- **SET PROBLEM**
Give the entries again exactly, every one of them.

- **DATASET**

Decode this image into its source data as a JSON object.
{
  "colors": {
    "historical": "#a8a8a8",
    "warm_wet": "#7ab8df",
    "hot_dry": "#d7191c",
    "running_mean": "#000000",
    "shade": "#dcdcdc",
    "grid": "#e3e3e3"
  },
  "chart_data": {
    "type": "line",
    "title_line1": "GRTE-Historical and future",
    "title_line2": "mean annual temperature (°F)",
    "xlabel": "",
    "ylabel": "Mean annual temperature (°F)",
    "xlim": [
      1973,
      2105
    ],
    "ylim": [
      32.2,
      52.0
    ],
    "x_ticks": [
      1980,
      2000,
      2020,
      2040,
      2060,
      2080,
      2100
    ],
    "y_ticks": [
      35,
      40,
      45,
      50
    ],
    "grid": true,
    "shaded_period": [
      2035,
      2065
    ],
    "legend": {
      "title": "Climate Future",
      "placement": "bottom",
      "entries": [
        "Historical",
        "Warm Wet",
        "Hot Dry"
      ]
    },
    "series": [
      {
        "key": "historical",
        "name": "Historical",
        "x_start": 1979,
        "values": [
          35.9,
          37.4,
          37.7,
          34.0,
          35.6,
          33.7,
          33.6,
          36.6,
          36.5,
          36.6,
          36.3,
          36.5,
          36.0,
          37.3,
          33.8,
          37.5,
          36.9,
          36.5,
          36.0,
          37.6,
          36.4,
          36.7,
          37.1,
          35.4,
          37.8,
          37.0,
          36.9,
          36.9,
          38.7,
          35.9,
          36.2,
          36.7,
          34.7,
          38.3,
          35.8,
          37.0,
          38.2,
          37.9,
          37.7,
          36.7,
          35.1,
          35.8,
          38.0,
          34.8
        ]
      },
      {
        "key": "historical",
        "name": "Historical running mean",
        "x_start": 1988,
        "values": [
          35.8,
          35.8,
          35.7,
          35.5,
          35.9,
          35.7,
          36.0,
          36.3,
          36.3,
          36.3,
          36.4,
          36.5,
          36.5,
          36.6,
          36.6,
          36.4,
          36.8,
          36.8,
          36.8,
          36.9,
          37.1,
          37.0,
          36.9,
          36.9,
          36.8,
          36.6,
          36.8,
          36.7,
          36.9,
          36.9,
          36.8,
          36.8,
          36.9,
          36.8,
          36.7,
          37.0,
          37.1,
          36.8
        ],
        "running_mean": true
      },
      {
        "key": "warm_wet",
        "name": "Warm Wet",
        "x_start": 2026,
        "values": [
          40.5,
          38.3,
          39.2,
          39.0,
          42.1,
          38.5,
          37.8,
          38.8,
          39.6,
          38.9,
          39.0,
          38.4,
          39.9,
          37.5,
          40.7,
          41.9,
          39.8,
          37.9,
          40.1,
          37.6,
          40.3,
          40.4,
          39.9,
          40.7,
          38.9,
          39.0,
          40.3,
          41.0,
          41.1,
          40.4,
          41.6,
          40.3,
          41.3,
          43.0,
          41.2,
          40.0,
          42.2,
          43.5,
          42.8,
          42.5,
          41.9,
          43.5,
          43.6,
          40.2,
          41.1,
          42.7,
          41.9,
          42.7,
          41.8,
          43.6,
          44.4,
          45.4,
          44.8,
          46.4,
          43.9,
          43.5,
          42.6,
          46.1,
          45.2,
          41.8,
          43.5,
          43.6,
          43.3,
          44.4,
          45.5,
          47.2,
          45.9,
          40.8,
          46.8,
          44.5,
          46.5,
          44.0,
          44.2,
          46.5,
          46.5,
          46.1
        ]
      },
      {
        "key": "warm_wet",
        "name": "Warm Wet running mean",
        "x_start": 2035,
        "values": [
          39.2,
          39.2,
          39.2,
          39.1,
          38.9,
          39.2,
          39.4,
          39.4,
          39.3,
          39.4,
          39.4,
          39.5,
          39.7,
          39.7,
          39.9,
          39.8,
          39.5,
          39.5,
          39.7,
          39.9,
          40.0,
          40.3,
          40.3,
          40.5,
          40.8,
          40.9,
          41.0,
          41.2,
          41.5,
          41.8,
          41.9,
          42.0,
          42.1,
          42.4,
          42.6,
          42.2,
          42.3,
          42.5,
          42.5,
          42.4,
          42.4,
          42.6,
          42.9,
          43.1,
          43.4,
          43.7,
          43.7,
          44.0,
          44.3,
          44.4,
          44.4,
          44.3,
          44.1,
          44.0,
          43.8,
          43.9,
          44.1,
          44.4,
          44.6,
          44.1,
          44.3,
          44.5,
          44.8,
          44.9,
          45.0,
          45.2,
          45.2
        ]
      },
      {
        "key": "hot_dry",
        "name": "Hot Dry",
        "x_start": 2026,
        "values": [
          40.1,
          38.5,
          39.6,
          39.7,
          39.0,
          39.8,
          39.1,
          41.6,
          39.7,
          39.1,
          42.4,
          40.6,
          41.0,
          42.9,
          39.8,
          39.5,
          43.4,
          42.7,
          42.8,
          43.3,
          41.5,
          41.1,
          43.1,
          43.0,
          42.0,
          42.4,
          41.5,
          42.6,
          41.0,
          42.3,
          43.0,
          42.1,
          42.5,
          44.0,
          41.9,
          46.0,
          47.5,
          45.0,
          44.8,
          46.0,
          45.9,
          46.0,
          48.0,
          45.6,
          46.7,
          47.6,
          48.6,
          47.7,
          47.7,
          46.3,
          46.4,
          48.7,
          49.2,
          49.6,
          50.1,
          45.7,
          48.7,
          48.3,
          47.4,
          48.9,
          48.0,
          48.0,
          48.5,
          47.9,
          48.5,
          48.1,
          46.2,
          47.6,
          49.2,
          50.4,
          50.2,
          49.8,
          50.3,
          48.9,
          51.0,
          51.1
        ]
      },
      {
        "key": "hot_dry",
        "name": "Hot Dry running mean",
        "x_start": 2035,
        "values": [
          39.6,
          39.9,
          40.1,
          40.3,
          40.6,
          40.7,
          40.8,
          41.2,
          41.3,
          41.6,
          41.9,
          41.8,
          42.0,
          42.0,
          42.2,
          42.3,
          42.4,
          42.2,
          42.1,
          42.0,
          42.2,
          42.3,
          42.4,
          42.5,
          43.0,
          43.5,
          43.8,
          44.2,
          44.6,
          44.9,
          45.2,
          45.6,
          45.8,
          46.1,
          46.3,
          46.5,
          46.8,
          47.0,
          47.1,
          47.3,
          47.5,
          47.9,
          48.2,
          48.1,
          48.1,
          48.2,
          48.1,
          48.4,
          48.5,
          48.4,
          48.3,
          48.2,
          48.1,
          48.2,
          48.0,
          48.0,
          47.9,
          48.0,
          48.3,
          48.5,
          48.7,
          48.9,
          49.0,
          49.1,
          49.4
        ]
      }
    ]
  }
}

- **EXERCISE RESPONSE**
Decode this image into its source data as a JSON object.
{
  "colors": {
    "historical": "#a8a8a8",
    "warm_wet": "#7ab8df",
    "hot_dry": "#d7191c",
    "running_mean": "#000000",
    "shade": "#dcdcdc",
    "grid": "#e3e3e3"
  },
  "chart_data": {
    "type": "line",
    "title_line1": "GRTE-Historical and future",
    "title_line2": "mean annual temperature (°F)",
    "xlabel": "",
    "ylabel": "Mean annual temperature (°F)",
    "xlim": [
      1973,
      2105
    ],
    "ylim": [
      32.2,
      52.0
    ],
    "x_ticks": [
      1980,
      2000,
      2020,
      2040,
      2060,
      2080,
      2100
    ],
    "y_ticks": [
      35,
      40,
      45,
      50
    ],
    "grid": true,
    "shaded_period": [
      2035,
      2065
    ],
    "legend": {
      "title": "Climate Future",
      "placement": "bottom",
      "entries": [
        "Historical",
        "Warm Wet",
        "Hot Dry"
      ]
    },
    "series": [
      {
        "key": "historical",
        "name": "Historical",
        "x_start": 1979,
        "values": [
          35.9,
          37.4,
          37.7,
          34.0,
          35.6,
          33.7,
          33.6,
          36.6,
          36.5,
          36.6,
          36.3,
          36.5,
          36.0,
          37.3,
          33.8,
          37.5,
          36.9,
          36.5,
          36.0,
          37.6,
          36.4,
          36.7,
          37.1,
          35.4,
          37.8,
          37.0,
          36.9,
          36.9,
          38.7,
          35.9,
          36.2,
          36.7,
          34.7,
          38.3,
          35.8,
          37.0,
          38.2,
          37.9,
          37.7,
          36.7,
          35.1,
          35.8,
          38.0,
          34.8
        ]
      },
      {
        "key": "historical",
        "name": "Historical running mean",
        "x_start": 1988,
        "values": [
          35.8,
          35.8,
          35.7,
          35.5,
          35.9,
          35.7,
          36.0,
          36.3,
          36.3,
          36.3,
          36.4,
          36.5,
          36.5,
          36.6,
          36.6,
          36.4,
          36.8,
          36.8,
          36.8,
          36.9,
          37.1,
          37.0,
          36.9,
          36.9,
          36.8,
          36.6,
          36.8,
          36.7,
          36.9,
          36.9,
          36.8,
          36.8,
          36.9,
          36.8,
          36.7,
          37.0,
          37.1,
          36.8
        ],
        "running_mean": true
      },
      {
        "key": "warm_wet",
        "name": "Warm Wet",
        "x_start": 2026,
        "values": [
          40.5,
          38.3,
          39.2,
          39.0,
          42.1,
          38.5,
          37.8,
          38.8,
          39.6,
          38.9,
          39.0,
          38.4,
          39.9,
          37.5,
          40.7,
          41.9,
          39.8,
          37.9,
          40.1,
          37.6,
          40.3,
          40.4,
          39.9,
          40.7,
          38.9,
          39.0,
          40.3,
          41.0,
          41.1,
          40.4,
          41.6,
          40.3,
          41.3,
          43.0,
          41.2,
          40.0,
          42.2,
          43.5,
          42.8,
          42.5,
          41.9,
          43.5,
          43.6,
          40.2,
          41.1,
          42.7,
          41.9,
          42.7,
          41.8,
          43.6,
          44.4,
          45.4,
          44.8,
          46.4,
          43.9,
          43.5,
          42.6,
          46.1,
          45.2,
          41.8,
          43.5,
          43.6,
          43.3,
          44.4,
          45.5,
          47.2,
          45.9,
          40.8,
          46.8,
          44.5,
          46.5,
          44.0,
          44.2,
          46.5,
          46.5,
          46.1
        ]
      },
      {
        "key": "warm_wet",
        "name": "Warm Wet running mean",
        "x_start": 2035,
        "values": [
          39.2,
          39.2,
          39.2,
          39.1,
          38.9,
          39.2,
          39.4,
          39.4,
          39.3,
          39.4,
          39.4,
          39.5,
          39.7,
          39.7,
          39.9,
          39.8,
          39.5,
          39.5,
          39.7,
          39.9,
          40.0,
          40.3,
          40.3,
          40.5,
          40.8,
          40.9,
          41.0,
          41.2,
          41.5,
          41.8,
          41.9,
          42.0,
          42.1,
          42.4,
          42.6,
          42.2,
          42.3,
          42.5,
          42.5,
          42.4,
          42.4,
          42.6,
          42.9,
          43.1,
          43.4,
          43.7,
          43.7,
          44.0,
          44.3,
          44.4,
          44.4,
          44.3,
          44.1,
          44.0,
          43.8,
          43.9,
          44.1,
          44.4,
          44.6,
          44.1,
          44.3,
          44.5,
          44.8,
          44.9,
          45.0,
          45.2,
          45.2
        ]
      },
      {
        "key": "hot_dry",
        "name": "Hot Dry",
        "x_start": 2026,
        "values": [
          40.1,
          38.5,
          39.6,
          39.7,
          39.0,
          39.8,
          39.1,
          41.6,
          39.7,
          39.1,
          42.4,
          40.6,
          41.0,
          42.9,
          39.8,
          39.5,
          43.4,
          42.7,
          42.8,
          43.3,
          41.5,
          41.1,
          43.1,
          43.0,
          42.0,
          42.4,
          41.5,
          42.6,
          41.0,
          42.3,
          43.0,
          42.1,
          42.5,
          44.0,
          41.9,
          46.0,
          47.5,
          45.0,
          44.8,
          46.0,
          45.9,
          46.0,
          48.0,
          45.6,
          46.7,
          47.6,
          48.6,
          47.7,
          47.7,
          46.3,
          46.4,
          48.7,
          49.2,
          49.6,
          50.1,
          45.7,
          48.7,
          48.3,
          47.4,
          48.9,
          48.0,
          48.0,
          48.5,
          47.9,
          48.5,
          48.1,
          46.2,
          47.6,
          49.2,
          50.4,
          50.2,
          49.8,
          50.3,
          48.9,
          51.0,
          51.1
        ]
      },
      {
        "key": "hot_dry",
        "name": "Hot Dry running mean",
        "x_start": 2035,
        "values": [
          39.6,
          39.9,
          40.1,
          40.3,
          40.6,
          40.7,
          40.8,
          41.2,
          41.3,
          41.6,
          41.9,
          41.8,
          42.0,
          42.0,
          42.2,
          42.3,
          42.4,
          42.2,
          42.1,
          42.0,
          42.2,
          42.3,
          42.4,
          42.5,
          43.0,
          43.5,
          43.8,
          44.2,
          44.6,
          44.9,
          45.2,
          45.6,
          45.8,
          46.1,
          46.3,
          46.5,
          46.8,
          47.0,
          47.1,
          47.3,
          47.5,
          47.9,
          48.2,
          48.1,
          48.1,
          48.2,
          48.1,
          48.4,
          48.5,
          48.4,
          48.3,
          48.2,
          48.1,
          48.2,
          48.0,
          48.0,
          47.9,
          48.0,
          48.3,
          48.5,
          48.7,
          48.9,
          49.0,
          49.1,
          49.4
        ]
      }
    ]
  }
}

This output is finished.